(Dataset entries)
((

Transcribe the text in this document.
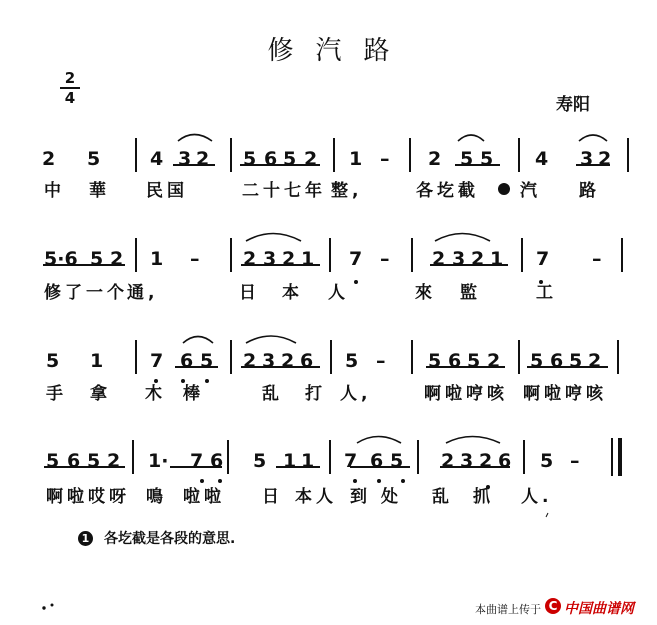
修汽路
2
4	寿阳
2 5	4 3 2 5 6 5 2 1 – 2 5 5 4 3 2
5·6 5 2 1 – 2 3 2 1 7 – 2 3 2 1 7 –
5 1 7 6 5 2 3 2 6 5 – 5 6 5 2 5 6 5 2
5 6 5 2 1· 7 6 5 1 1 7 6 5 2 3 2 6 5 –
中 華 民国	二十七年 整,	各圪截 汽 路
修了一个 通,	日 本 人	來 監	工
手 拿 木 棒	乱 打 人,	啊啦哼咳 啊啦哼咳
啊啦哎呀 鳴 啦啦 日 本人 到 处 乱 抓 人.
1 各圪截是各段的意思.
本曲谱上传于 C 中国曲谱网
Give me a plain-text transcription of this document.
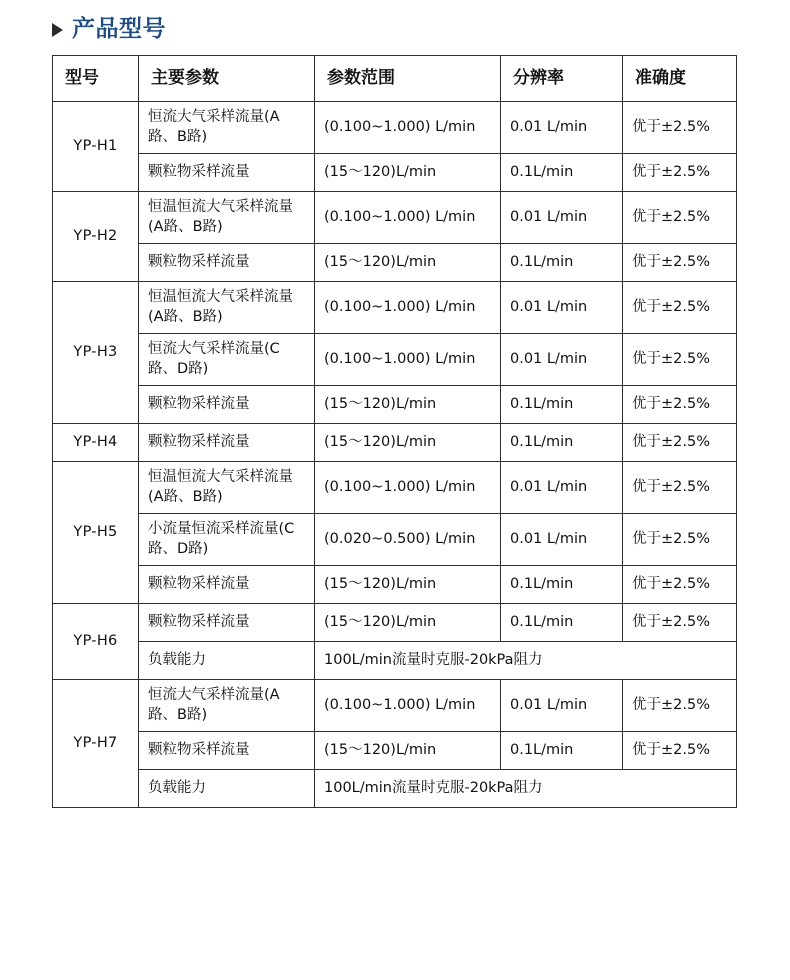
产品型号
型号	主要参数	参数范围	分辨率	准确度
YP-H1	恒流大气采样流量(A路、B路)	(0.100~1.000) L/min	0.01 L/min	优于±2.5%
	颗粒物采样流量	(15～120)L/min	0.1L/min	优于±2.5%
YP-H2	恒温恒流大气采样流量(A路、B路)	(0.100~1.000) L/min	0.01 L/min	优于±2.5%
	颗粒物采样流量	(15～120)L/min	0.1L/min	优于±2.5%
YP-H3	恒温恒流大气采样流量(A路、B路)	(0.100~1.000) L/min	0.01 L/min	优于±2.5%
	恒流大气采样流量(C路、D路)	(0.100~1.000) L/min	0.01 L/min	优于±2.5%
	颗粒物采样流量	(15～120)L/min	0.1L/min	优于±2.5%
YP-H4	颗粒物采样流量	(15～120)L/min	0.1L/min	优于±2.5%
YP-H5	恒温恒流大气采样流量(A路、B路)	(0.100~1.000) L/min	0.01 L/min	优于±2.5%
	小流量恒流采样流量(C路、D路)	(0.020~0.500) L/min	0.01 L/min	优于±2.5%
	颗粒物采样流量	(15～120)L/min	0.1L/min	优于±2.5%
YP-H6	颗粒物采样流量	(15～120)L/min	0.1L/min	优于±2.5%
	负载能力	100L/min流量时克服-20kPa阻力		
YP-H7	恒流大气采样流量(A路、B路)	(0.100~1.000) L/min	0.01 L/min	优于±2.5%
	颗粒物采样流量	(15～120)L/min	0.1L/min	优于±2.5%
	负载能力	100L/min流量时克服-20kPa阻力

))

> _Task requirements_
Write out each line again precisely as it appears, skipping every picture.

> _Reply_
Transcribe the text in this document.
修汽路
2
4	寿阳
2 5	4 3 2 5 6 5 2 1 – 2 5 5 4 3 2
5·6 5 2 1 – 2 3 2 1 7 – 2 3 2 1 7 –
5 1 7 6 5 2 3 2 6 5 – 5 6 5 2 5 6 5 2
5 6 5 2 1· 7 6 5 1 1 7 6 5 2 3 2 6 5 –
中 華 民国	二十七年 整,	各圪截 汽 路
修了一个 通,	日 本 人	來 監	工
手 拿 木 棒	乱 打 人,	啊啦哼咳 啊啦哼咳
啊啦哎呀 鳴 啦啦 日 本人 到 处 乱 抓 人.
1 各圪截是各段的意思.
本曲谱上传于 C 中国曲谱网
Give me a plain-text transcription of this document.
产品型号
型号	主要参数	参数范围	分辨率	准确度
YP-H1	恒流大气采样流量(A路、B路)	(0.100~1.000) L/min	0.01 L/min	优于±2.5%
	颗粒物采样流量	(15～120)L/min	0.1L/min	优于±2.5%
YP-H2	恒温恒流大气采样流量(A路、B路)	(0.100~1.000) L/min	0.01 L/min	优于±2.5%
	颗粒物采样流量	(15～120)L/min	0.1L/min	优于±2.5%
YP-H3	恒温恒流大气采样流量(A路、B路)	(0.100~1.000) L/min	0.01 L/min	优于±2.5%
	恒流大气采样流量(C路、D路)	(0.100~1.000) L/min	0.01 L/min	优于±2.5%
	颗粒物采样流量	(15～120)L/min	0.1L/min	优于±2.5%
YP-H4	颗粒物采样流量	(15～120)L/min	0.1L/min	优于±2.5%
YP-H5	恒温恒流大气采样流量(A路、B路)	(0.100~1.000) L/min	0.01 L/min	优于±2.5%
	小流量恒流采样流量(C路、D路)	(0.020~0.500) L/min	0.01 L/min	优于±2.5%
	颗粒物采样流量	(15～120)L/min	0.1L/min	优于±2.5%
YP-H6	颗粒物采样流量	(15～120)L/min	0.1L/min	优于±2.5%
	负载能力	100L/min流量时克服-20kPa阻力		
YP-H7	恒流大气采样流量(A路、B路)	(0.100~1.000) L/min	0.01 L/min	优于±2.5%
	颗粒物采样流量	(15～120)L/min	0.1L/min	优于±2.5%
	负载能力	100L/min流量时克服-20kPa阻力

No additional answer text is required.